Document:
------------------------------

My father, a World War I hero and journalist, was determined that my brother Dave and I would be able to “take care of ourselves.” So beginning when we were 3, he put us on horseback, taught us to swim in the ocean and to paddle a canoe. He knelt down to be our size and had us put on the boxing gloves and fight him. Life Lesson No. 1: Don’t let anyone push you around. Our parents sent us to a summer camp with 35 horses, tennis and fencing lessons, boxing, campfires and a Saturday morning ritual where the whole camp soaped up and bathed in the lake.

At St. Joe’s I went out for crew. Every day the eight of us would run the mile or so from the Prep down to the Schuylkill River, row up and down under the great bridges, then run a few extra miles before jogging home. At 17 I was in the best shape of my life. That summer I went to Alaska to work on the railroad but was fired after two weeks for being too young.

------------------------------

Task list:
a - Decide whether each statement agrees with the passage about growing up. Answer yes or no for each, and quote the words from the passage that settle it. (i) The father began putting the narrator and Dave on horseback when they were 3. (ii) The summer camp had 35 horses. (iii) The narrator was fired from the Alaska railroad job after two months.
b - Transcribe the stretch of the passage about growing up that opens with the words containing "At St. Joe’s" and closes with "being too young.".
The material that comes next has no connection to the passage about growing up.

Dataset section:
------------------------------

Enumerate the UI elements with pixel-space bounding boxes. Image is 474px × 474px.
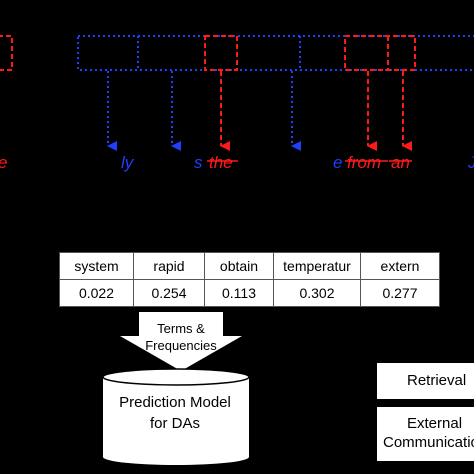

------------------------------

Per-task answers:
a -
(i) Yes: "So beginning when we were 3, he put us on horseback"
(ii) Yes: "a summer camp with 35 horses"
(iii) No: "was fired after two weeks for being too young"

b -
At St. Joe’s I went out for crew. Every day the eight of us would run the mile or so from the Prep down to the Schuylkill River, row up and down under the great bridges, then run a few extra miles before jogging home. At 17 I was in the best shape of my life. That summer I went to Alaska to work on the railroad but was fired after two weeks for being too young.